▸ **Aim**: List all lines of the data containing the word "Media".

▸ **Given data**:

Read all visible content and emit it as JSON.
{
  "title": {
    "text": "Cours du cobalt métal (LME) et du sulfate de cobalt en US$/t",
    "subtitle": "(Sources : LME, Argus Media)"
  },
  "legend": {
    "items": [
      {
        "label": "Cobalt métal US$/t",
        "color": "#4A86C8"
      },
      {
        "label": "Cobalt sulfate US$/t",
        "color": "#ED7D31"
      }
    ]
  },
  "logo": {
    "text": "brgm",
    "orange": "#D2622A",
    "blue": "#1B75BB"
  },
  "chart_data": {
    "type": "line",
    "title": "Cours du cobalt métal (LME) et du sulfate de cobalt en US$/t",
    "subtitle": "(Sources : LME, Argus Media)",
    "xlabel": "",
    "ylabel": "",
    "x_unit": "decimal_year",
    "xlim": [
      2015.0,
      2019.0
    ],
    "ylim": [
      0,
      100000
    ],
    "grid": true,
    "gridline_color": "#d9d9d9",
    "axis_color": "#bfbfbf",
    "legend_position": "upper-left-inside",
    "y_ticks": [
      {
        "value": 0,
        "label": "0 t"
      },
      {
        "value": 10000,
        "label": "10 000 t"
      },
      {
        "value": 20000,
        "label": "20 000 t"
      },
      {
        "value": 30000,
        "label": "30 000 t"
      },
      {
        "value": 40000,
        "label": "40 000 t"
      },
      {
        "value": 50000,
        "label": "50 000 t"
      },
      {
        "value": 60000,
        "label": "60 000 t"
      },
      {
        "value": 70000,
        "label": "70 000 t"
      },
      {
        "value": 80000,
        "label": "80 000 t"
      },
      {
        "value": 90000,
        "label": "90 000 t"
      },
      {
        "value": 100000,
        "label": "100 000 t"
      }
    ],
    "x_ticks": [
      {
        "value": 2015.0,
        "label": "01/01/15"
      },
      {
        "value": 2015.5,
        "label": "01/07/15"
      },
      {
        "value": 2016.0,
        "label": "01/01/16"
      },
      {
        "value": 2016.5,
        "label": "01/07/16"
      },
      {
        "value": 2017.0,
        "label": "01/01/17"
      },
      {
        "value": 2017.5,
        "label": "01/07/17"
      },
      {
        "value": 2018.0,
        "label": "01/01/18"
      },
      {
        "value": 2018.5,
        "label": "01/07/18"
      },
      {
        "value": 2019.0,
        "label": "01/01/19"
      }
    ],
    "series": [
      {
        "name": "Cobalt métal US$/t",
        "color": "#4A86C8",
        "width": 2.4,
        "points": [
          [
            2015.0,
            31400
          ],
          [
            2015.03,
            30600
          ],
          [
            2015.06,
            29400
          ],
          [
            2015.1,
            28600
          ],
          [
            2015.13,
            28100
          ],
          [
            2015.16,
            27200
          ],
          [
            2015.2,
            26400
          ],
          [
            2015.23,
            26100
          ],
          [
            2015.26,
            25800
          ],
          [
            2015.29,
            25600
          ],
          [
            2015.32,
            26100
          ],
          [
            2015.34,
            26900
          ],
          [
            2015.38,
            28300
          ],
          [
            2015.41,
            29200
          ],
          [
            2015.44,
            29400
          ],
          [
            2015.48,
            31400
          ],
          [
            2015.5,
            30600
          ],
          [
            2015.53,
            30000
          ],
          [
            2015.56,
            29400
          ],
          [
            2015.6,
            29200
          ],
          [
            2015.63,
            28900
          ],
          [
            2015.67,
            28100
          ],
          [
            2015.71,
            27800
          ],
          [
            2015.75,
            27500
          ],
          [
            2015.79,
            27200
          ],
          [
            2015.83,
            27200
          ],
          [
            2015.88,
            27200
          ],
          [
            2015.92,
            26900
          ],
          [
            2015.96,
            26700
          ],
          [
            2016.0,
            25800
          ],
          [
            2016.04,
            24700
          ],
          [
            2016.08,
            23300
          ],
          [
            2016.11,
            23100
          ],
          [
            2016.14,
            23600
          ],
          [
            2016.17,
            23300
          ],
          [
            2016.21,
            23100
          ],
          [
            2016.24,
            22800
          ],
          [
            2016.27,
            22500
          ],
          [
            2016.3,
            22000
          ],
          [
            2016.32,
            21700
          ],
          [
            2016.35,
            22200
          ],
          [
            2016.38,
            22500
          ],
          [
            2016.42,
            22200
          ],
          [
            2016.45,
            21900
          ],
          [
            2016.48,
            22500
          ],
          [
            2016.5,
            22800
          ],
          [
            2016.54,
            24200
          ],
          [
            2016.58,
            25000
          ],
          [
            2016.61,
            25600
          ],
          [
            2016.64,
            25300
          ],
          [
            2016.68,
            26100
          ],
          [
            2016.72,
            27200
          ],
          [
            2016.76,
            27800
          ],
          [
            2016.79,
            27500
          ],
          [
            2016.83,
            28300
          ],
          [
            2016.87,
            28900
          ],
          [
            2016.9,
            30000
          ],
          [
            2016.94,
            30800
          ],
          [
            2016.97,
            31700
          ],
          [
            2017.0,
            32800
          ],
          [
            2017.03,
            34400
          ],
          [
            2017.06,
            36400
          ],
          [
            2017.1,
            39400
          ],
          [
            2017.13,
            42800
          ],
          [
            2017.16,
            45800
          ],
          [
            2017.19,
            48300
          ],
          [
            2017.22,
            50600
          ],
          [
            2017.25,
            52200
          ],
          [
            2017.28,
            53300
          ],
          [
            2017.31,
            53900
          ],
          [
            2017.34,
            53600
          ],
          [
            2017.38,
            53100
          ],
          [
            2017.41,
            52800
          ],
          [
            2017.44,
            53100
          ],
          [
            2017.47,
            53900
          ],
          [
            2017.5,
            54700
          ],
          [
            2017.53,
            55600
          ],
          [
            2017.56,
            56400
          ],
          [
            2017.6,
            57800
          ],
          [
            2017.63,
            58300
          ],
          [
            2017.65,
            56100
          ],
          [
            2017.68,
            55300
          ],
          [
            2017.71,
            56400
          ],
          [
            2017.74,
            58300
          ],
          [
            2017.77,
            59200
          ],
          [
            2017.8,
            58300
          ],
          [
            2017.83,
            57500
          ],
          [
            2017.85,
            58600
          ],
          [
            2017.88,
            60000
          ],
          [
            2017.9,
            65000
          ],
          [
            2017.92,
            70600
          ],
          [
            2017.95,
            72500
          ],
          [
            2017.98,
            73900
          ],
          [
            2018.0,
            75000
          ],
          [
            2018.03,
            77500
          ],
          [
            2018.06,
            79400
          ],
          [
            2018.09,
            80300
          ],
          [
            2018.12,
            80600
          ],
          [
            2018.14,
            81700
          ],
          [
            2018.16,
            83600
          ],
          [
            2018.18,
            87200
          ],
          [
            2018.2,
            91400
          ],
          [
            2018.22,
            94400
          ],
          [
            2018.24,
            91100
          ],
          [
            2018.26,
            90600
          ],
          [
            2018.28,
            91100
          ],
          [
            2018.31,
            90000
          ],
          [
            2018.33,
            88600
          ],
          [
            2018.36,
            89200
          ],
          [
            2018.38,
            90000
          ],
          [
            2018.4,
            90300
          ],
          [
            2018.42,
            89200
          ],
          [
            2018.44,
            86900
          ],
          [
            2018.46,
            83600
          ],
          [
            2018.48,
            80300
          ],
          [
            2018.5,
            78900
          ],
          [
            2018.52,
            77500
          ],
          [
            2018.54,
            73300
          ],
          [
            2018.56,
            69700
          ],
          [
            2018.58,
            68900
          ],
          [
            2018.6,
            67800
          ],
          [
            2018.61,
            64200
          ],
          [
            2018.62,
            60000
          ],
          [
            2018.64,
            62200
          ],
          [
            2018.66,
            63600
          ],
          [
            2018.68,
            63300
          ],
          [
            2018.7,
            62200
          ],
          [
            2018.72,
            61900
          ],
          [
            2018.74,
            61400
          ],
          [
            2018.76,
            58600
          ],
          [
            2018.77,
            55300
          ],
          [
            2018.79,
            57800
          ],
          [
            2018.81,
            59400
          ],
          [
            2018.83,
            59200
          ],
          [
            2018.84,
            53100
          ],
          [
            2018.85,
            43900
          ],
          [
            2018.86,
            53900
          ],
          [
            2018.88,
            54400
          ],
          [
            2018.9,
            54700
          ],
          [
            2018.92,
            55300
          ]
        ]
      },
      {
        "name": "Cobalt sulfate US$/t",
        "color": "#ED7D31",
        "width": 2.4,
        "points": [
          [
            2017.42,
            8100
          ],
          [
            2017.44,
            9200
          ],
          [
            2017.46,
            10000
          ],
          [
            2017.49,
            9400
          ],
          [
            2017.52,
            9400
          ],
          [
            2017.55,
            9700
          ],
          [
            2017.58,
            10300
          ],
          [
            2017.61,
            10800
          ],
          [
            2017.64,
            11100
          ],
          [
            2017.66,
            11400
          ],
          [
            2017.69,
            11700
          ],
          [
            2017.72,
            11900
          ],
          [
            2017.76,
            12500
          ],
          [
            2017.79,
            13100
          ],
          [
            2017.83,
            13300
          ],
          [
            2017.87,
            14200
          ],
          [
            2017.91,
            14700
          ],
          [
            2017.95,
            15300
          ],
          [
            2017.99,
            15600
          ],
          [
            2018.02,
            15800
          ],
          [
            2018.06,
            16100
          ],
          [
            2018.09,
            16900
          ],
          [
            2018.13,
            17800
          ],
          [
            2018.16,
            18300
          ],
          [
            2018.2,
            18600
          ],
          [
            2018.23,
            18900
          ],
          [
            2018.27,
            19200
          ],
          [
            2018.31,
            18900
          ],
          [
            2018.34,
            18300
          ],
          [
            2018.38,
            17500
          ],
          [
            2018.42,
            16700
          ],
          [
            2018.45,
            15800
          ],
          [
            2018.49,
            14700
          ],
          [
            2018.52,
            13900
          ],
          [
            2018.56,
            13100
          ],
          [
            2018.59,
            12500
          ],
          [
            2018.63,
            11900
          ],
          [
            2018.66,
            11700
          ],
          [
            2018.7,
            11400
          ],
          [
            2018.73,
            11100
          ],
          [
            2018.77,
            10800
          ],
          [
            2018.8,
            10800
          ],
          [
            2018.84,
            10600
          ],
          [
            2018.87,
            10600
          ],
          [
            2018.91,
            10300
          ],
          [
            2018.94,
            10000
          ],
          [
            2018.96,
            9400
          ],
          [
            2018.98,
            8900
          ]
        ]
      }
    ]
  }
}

▸ **Output for this task**:
    "subtitle": "(Sources : LME, Argus Media)"
    "subtitle": "(Sources : LME, Argus Media)",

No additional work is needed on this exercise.